> _WORK TO BE COMPLETED_: Your copy must hold every line of the records word for word. It must hold no pictures.

[Page transcription records]
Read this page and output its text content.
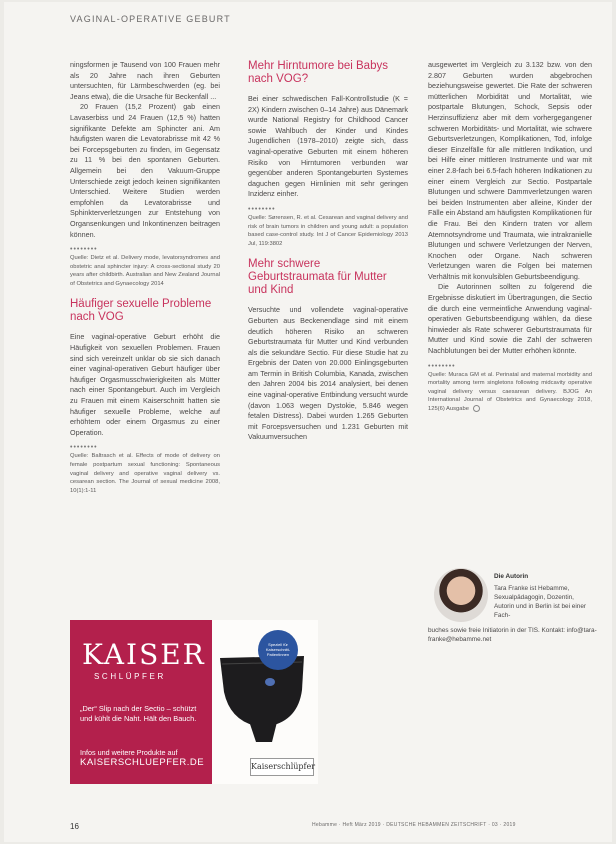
VAGINAL-OPERATIVE GEBURT

ningsformen je Tausend von 100 Frauen mehr als 20 Jahre nach ihren Geburten untersuchten, für Lärmbeschwerden (eg. bei Jeans etwa), die die Ursache für Beckenfall ...

20 Frauen (15,2 Prozent) gab einen Lavaserbiss und 24 Frauen (12,5 %) hatten signifikante Defekte am Sphincter ani. Am häufigsten waren die Levatorabrisse mit 42 % bei Forcepsgeburten zu finden, im Gegensatz zu 11 % bei den spontanen Geburten. Allgemein bei den Vakuum-Gruppe Unterschiede zeigt jedoch keinen signifikanten Unterschied. Weitere Studien werden empfohlen da Levatorabrisse und Sphinkterverletzungen zur Entstehung von Organsenkungen und Inkontinenzen beitragen können.

••••••••

Quelle: Dietz et al. Delivery mode, levatorsyndromes and obstetric anal sphincter injury: A cross-sectional study 20 years after childbirth. Australian and New Zealand Journal of Obstetrics and Gynaecology 2014

Häufiger sexuelle Probleme nach VOG

Eine vaginal-operative Geburt erhöht die Häufigkeit von sexuellen Problemen. Frauen sind sich vereinzelt unklar ob sie sich danach einer vaginal-operativen Geburt häufiger über häufiger Orgasmusschwierigkeiten als Mütter nach einer Spontangeburt. Auch im Vergleich zu Frauen mit einem Kaiserschnitt hatten sie häufiger sexuelle Probleme, welche auf erhöhtem oder einem Orgasmus zu einer Operation.

••••••••

Quelle: Baltrasch et al. Effects of mode of delivery on female postpartum sexual functioning: Spontaneous vaginal delivery and operative vaginal delivery vs. cesarean section. The Journal of sexual medicine 2008, 10(1):1-11

Mehr Hirntumore bei Babys nach VOG?

Bei einer schwedischen Fall-Kontrollstudie (K = 2X) Kindern zwischen 0–14 Jahre) aus Dänemark wurde National Registry for Childhood Cancer sowie Wahlbuch der Kinder und Kindes Jugendlichen (1978–2010) zeigte sich, dass vaginal-operative Geburten mit einem höheren Risiko von Hirntumoren verbunden war gegenüber anderen Spontangeburten Systemes daguchen gegen Hirnlinien mit sehr geringen Inzidenz einher.

••••••••

Quelle: Sørensen, R. et al. Cesarean and vaginal delivery and risk of brain tumors in children and young adult: a population based case-control study. Int J of Cancer Epidemiology 2013 Jul, 119:3802

Mehr schwere Geburtstraumata für Mutter und Kind

Versuchte und vollendete vaginal-operative Geburten aus Beckenendlage sind mit einem deutlich höheren Risiko an schweren Geburtstraumata für Mutter und Kind verbunden als die sekundäre Sectio. Für diese Studie hat zu Ergebnis der Daten von 20.000 Einlingsgeburten am Termin in British Columbia, Kanada, zwischen den Jahren 2004 bis 2014 analysiert, bei denen eine vaginal-operative Entbindung versucht wurde (davon 1.063 wegen Dystokie, 5.846 wegen fetalen Distress). Dabei wurden 1.265 Geburten mit Forcepsversuchen und 1.231 Geburten mit Vakuumversuchen

ausgewertet im Vergleich zu 3.132 bzw. von den 2.807 Geburten wurden abgebrochen beziehungsweise gewertet. Die Rate der schweren mütterlichen Morbidität und Mortalität, wie postpartale Blutungen, Schock, Sepsis oder Herzinsuffizienz aber mit dem vorhergegangener schweren Morbiditäts- und Mortalität, wie schwere Geburtsverletzungen, Komplikationen, Tod, infolge dieser Einzelfälle für alle mittleren Indikation, und bei Hilfe einer mittleren Instrumente und war mit einer 2.8-fach bei 6.5-fach höheren Indikationen zu einer einem Vergleich zur Sectio. Postpartale Blutungen und schwere Dammverletzungen waren bei beiden Instrumenten aber alleine, Kinder der Fälle ein Abstand am häufigsten Komplikationen für die Frau. Bei den Kindern traten vor allem Atemnotsyndrome und Traumata, wie intrakranielle Blutungen und schwere Verletzungen der Nerven, Knochen oder Organe. Nach schweren Verletzungen waren die Folgen bei maternen Verhältnis mit konvulsiblen Geburtsbeendigung.

Die Autorinnen sollten zu folgerend die Ergebnisse diskutiert im Übertragungen, die Sectio die durch eine vermeintliche Anwendung vaginal-operativen Geburtsbeendigung wählen, da diese hinwieder als Rate schwerer Geburtstraumata für Mutter und Kind sowie die Zahl der schweren Nachblutungen bei der Mutter erhöhen könnte.

••••••••

Quelle: Muraca GM et al. Perinatal and maternal morbidity and mortality among term singletons following midcavity operative vaginal delivery versus caesarean delivery. BJOG An International Journal of Obstetrics and Gynaecology 2018, 125(6) Ausgabe

Die Autorin
Tara Franke ist Hebamme, Sexualpädagogin, Dozentin, Autorin und in Berlin ist bei einer Fach-
buches sowie freie Initiatorin in der TIS. Kontakt: info@tara-franke@hebamme.net
KAISER
SCHLÜPFER
„Der“ Slip nach der Sectio – schützt und kühlt die Naht. Hält den Bauch.
Infos und weitere Produkte auf
KAISERSCHLUEPFER.DE
Speziell für Kaiserschnitt-Patientinnen
Kaiserschlüpfer
16	Hebamme · Heft März 2019 · DEUTSCHE HEBAMMEN ZEITSCHRIFT · 03 · 2019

> _RESPONSE_:
Read this page and output its text content.
VAGINAL-OPERATIVE GEBURT

ningsformen je Tausend von 100 Frauen mehr als 20 Jahre nach ihren Geburten untersuchten, für Lärmbeschwerden (eg. bei Jeans etwa), die die Ursache für Beckenfall ...

20 Frauen (15,2 Prozent) gab einen Lavaserbiss und 24 Frauen (12,5 %) hatten signifikante Defekte am Sphincter ani. Am häufigsten waren die Levatorabrisse mit 42 % bei Forcepsgeburten zu finden, im Gegensatz zu 11 % bei den spontanen Geburten. Allgemein bei den Vakuum-Gruppe Unterschiede zeigt jedoch keinen signifikanten Unterschied. Weitere Studien werden empfohlen da Levatorabrisse und Sphinkterverletzungen zur Entstehung von Organsenkungen und Inkontinenzen beitragen können.

••••••••

Quelle: Dietz et al. Delivery mode, levatorsyndromes and obstetric anal sphincter injury: A cross-sectional study 20 years after childbirth. Australian and New Zealand Journal of Obstetrics and Gynaecology 2014

Häufiger sexuelle Probleme nach VOG

Eine vaginal-operative Geburt erhöht die Häufigkeit von sexuellen Problemen. Frauen sind sich vereinzelt unklar ob sie sich danach einer vaginal-operativen Geburt häufiger über häufiger Orgasmusschwierigkeiten als Mütter nach einer Spontangeburt. Auch im Vergleich zu Frauen mit einem Kaiserschnitt hatten sie häufiger sexuelle Probleme, welche auf erhöhtem oder einem Orgasmus zu einer Operation.

••••••••

Quelle: Baltrasch et al. Effects of mode of delivery on female postpartum sexual functioning: Spontaneous vaginal delivery and operative vaginal delivery vs. cesarean section. The Journal of sexual medicine 2008, 10(1):1-11

Mehr Hirntumore bei Babys nach VOG?

Bei einer schwedischen Fall-Kontrollstudie (K = 2X) Kindern zwischen 0–14 Jahre) aus Dänemark wurde National Registry for Childhood Cancer sowie Wahlbuch der Kinder und Kindes Jugendlichen (1978–2010) zeigte sich, dass vaginal-operative Geburten mit einem höheren Risiko von Hirntumoren verbunden war gegenüber anderen Spontangeburten Systemes daguchen gegen Hirnlinien mit sehr geringen Inzidenz einher.

••••••••

Quelle: Sørensen, R. et al. Cesarean and vaginal delivery and risk of brain tumors in children and young adult: a population based case-control study. Int J of Cancer Epidemiology 2013 Jul, 119:3802

Mehr schwere Geburtstraumata für Mutter und Kind

Versuchte und vollendete vaginal-operative Geburten aus Beckenendlage sind mit einem deutlich höheren Risiko an schweren Geburtstraumata für Mutter und Kind verbunden als die sekundäre Sectio. Für diese Studie hat zu Ergebnis der Daten von 20.000 Einlingsgeburten am Termin in British Columbia, Kanada, zwischen den Jahren 2004 bis 2014 analysiert, bei denen eine vaginal-operative Entbindung versucht wurde (davon 1.063 wegen Dystokie, 5.846 wegen fetalen Distress). Dabei wurden 1.265 Geburten mit Forcepsversuchen und 1.231 Geburten mit Vakuumversuchen

ausgewertet im Vergleich zu 3.132 bzw. von den 2.807 Geburten wurden abgebrochen beziehungsweise gewertet. Die Rate der schweren mütterlichen Morbidität und Mortalität, wie postpartale Blutungen, Schock, Sepsis oder Herzinsuffizienz aber mit dem vorhergegangener schweren Morbiditäts- und Mortalität, wie schwere Geburtsverletzungen, Komplikationen, Tod, infolge dieser Einzelfälle für alle mittleren Indikation, und bei Hilfe einer mittleren Instrumente und war mit einer 2.8-fach bei 6.5-fach höheren Indikationen zu einer einem Vergleich zur Sectio. Postpartale Blutungen und schwere Dammverletzungen waren bei beiden Instrumenten aber alleine, Kinder der Fälle ein Abstand am häufigsten Komplikationen für die Frau. Bei den Kindern traten vor allem Atemnotsyndrome und Traumata, wie intrakranielle Blutungen und schwere Verletzungen der Nerven, Knochen oder Organe. Nach schweren Verletzungen waren die Folgen bei maternen Verhältnis mit konvulsiblen Geburtsbeendigung.

Die Autorinnen sollten zu folgerend die Ergebnisse diskutiert im Übertragungen, die Sectio die durch eine vermeintliche Anwendung vaginal-operativen Geburtsbeendigung wählen, da diese hinwieder als Rate schwerer Geburtstraumata für Mutter und Kind sowie die Zahl der schweren Nachblutungen bei der Mutter erhöhen könnte.

••••••••

Quelle: Muraca GM et al. Perinatal and maternal morbidity and mortality among term singletons following midcavity operative vaginal delivery versus caesarean delivery. BJOG An International Journal of Obstetrics and Gynaecology 2018, 125(6) Ausgabe

Die Autorin
Tara Franke ist Hebamme, Sexualpädagogin, Dozentin, Autorin und in Berlin ist bei einer Fach-
buches sowie freie Initiatorin in der TIS. Kontakt: info@tara-franke@hebamme.net
KAISER
SCHLÜPFER
„Der“ Slip nach der Sectio – schützt und kühlt die Naht. Hält den Bauch.
Infos und weitere Produkte auf
KAISERSCHLUEPFER.DE
Speziell für Kaiserschnitt-Patientinnen
Kaiserschlüpfer
16	Hebamme · Heft März 2019 · DEUTSCHE HEBAMMEN ZEITSCHRIFT · 03 · 2019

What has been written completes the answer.